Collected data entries

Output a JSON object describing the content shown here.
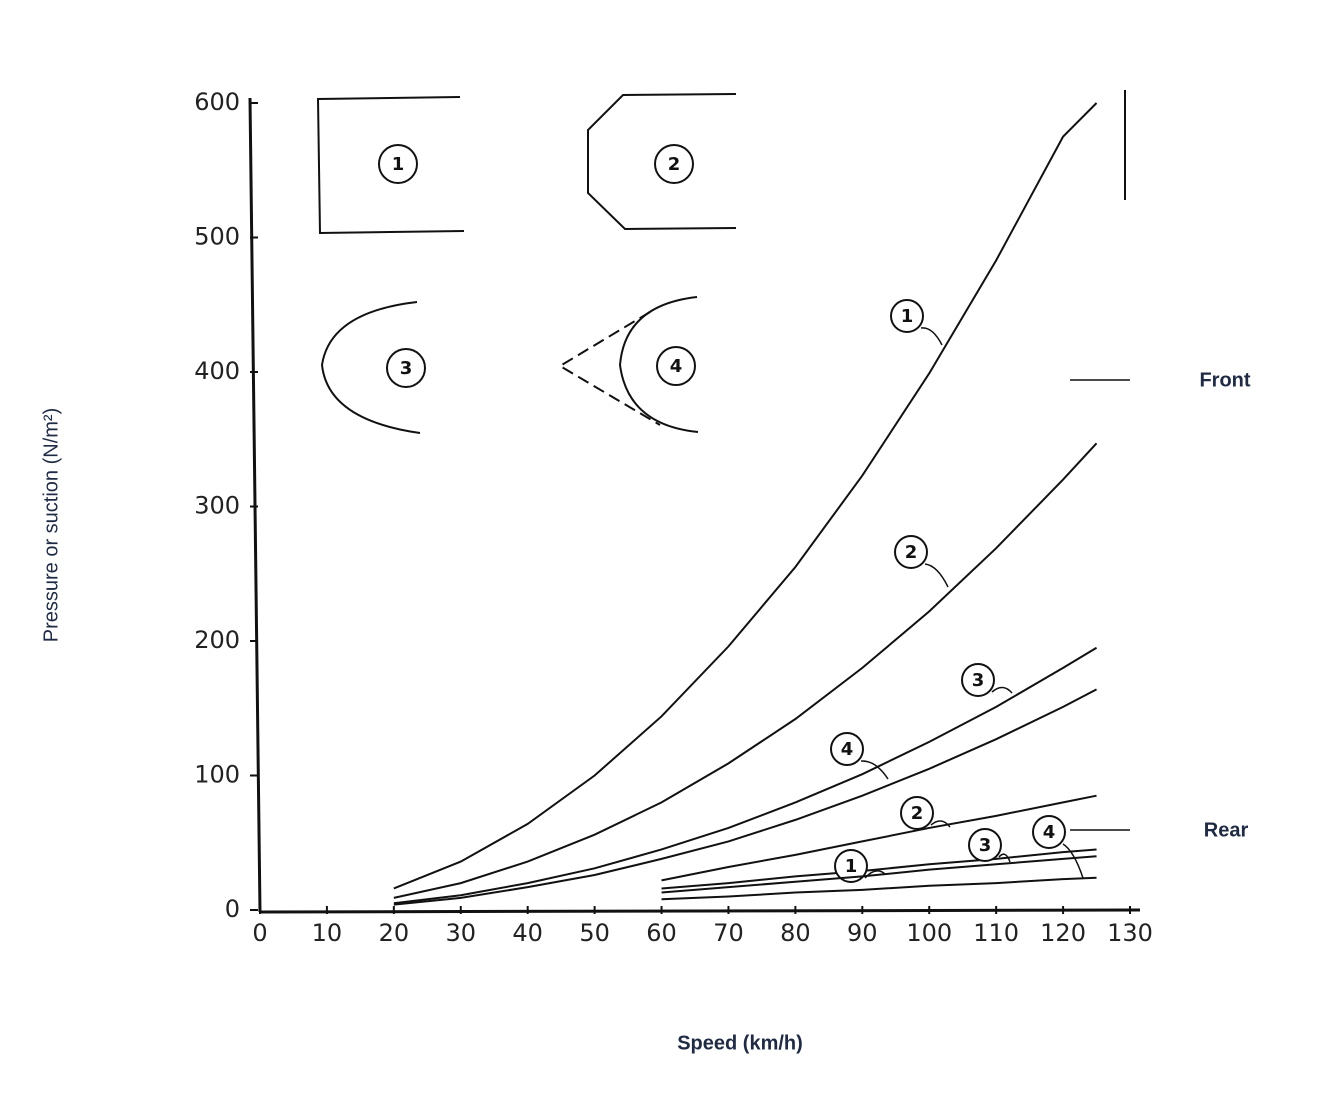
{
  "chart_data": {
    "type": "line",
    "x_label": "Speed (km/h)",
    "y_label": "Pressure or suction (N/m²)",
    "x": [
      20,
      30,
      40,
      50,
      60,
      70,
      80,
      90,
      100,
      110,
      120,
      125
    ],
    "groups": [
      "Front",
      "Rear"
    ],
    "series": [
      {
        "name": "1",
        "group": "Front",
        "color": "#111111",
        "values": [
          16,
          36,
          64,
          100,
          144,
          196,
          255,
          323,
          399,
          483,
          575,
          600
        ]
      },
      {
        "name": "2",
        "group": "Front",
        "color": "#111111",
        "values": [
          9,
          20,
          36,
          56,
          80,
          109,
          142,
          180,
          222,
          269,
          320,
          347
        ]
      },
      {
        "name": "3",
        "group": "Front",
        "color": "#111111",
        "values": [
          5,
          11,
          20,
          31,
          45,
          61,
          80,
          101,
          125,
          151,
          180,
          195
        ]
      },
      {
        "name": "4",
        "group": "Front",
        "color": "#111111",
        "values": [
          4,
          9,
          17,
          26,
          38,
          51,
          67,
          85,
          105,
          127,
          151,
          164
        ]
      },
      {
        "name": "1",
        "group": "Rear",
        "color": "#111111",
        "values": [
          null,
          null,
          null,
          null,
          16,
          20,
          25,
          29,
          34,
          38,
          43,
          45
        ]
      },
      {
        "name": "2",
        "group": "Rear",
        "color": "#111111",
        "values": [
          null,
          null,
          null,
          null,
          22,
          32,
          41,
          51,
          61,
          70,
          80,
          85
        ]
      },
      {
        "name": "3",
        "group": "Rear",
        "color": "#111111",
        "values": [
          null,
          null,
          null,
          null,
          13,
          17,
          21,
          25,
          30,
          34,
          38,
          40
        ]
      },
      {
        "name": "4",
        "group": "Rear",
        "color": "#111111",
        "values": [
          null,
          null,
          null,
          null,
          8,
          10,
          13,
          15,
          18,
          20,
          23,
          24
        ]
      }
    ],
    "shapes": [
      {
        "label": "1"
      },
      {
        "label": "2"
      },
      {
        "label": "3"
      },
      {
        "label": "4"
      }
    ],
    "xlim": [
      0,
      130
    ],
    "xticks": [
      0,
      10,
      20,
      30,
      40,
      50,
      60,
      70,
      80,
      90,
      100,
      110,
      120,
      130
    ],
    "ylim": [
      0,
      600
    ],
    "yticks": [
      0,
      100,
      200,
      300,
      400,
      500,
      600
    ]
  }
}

WHAT YOU WILL DO: The records above are to be restated exactly, without their pictures.

WRITTEN ANSWER:
Output a JSON object describing the content shown here.
{
  "chart_data": {
    "type": "line",
    "x_label": "Speed (km/h)",
    "y_label": "Pressure or suction (N/m²)",
    "x": [
      20,
      30,
      40,
      50,
      60,
      70,
      80,
      90,
      100,
      110,
      120,
      125
    ],
    "groups": [
      "Front",
      "Rear"
    ],
    "series": [
      {
        "name": "1",
        "group": "Front",
        "color": "#111111",
        "values": [
          16,
          36,
          64,
          100,
          144,
          196,
          255,
          323,
          399,
          483,
          575,
          600
        ]
      },
      {
        "name": "2",
        "group": "Front",
        "color": "#111111",
        "values": [
          9,
          20,
          36,
          56,
          80,
          109,
          142,
          180,
          222,
          269,
          320,
          347
        ]
      },
      {
        "name": "3",
        "group": "Front",
        "color": "#111111",
        "values": [
          5,
          11,
          20,
          31,
          45,
          61,
          80,
          101,
          125,
          151,
          180,
          195
        ]
      },
      {
        "name": "4",
        "group": "Front",
        "color": "#111111",
        "values": [
          4,
          9,
          17,
          26,
          38,
          51,
          67,
          85,
          105,
          127,
          151,
          164
        ]
      },
      {
        "name": "1",
        "group": "Rear",
        "color": "#111111",
        "values": [
          null,
          null,
          null,
          null,
          16,
          20,
          25,
          29,
          34,
          38,
          43,
          45
        ]
      },
      {
        "name": "2",
        "group": "Rear",
        "color": "#111111",
        "values": [
          null,
          null,
          null,
          null,
          22,
          32,
          41,
          51,
          61,
          70,
          80,
          85
        ]
      },
      {
        "name": "3",
        "group": "Rear",
        "color": "#111111",
        "values": [
          null,
          null,
          null,
          null,
          13,
          17,
          21,
          25,
          30,
          34,
          38,
          40
        ]
      },
      {
        "name": "4",
        "group": "Rear",
        "color": "#111111",
        "values": [
          null,
          null,
          null,
          null,
          8,
          10,
          13,
          15,
          18,
          20,
          23,
          24
        ]
      }
    ],
    "shapes": [
      {
        "label": "1"
      },
      {
        "label": "2"
      },
      {
        "label": "3"
      },
      {
        "label": "4"
      }
    ],
    "xlim": [
      0,
      130
    ],
    "xticks": [
      0,
      10,
      20,
      30,
      40,
      50,
      60,
      70,
      80,
      90,
      100,
      110,
      120,
      130
    ],
    "ylim": [
      0,
      600
    ],
    "yticks": [
      0,
      100,
      200,
      300,
      400,
      500,
      600
    ]
  }
}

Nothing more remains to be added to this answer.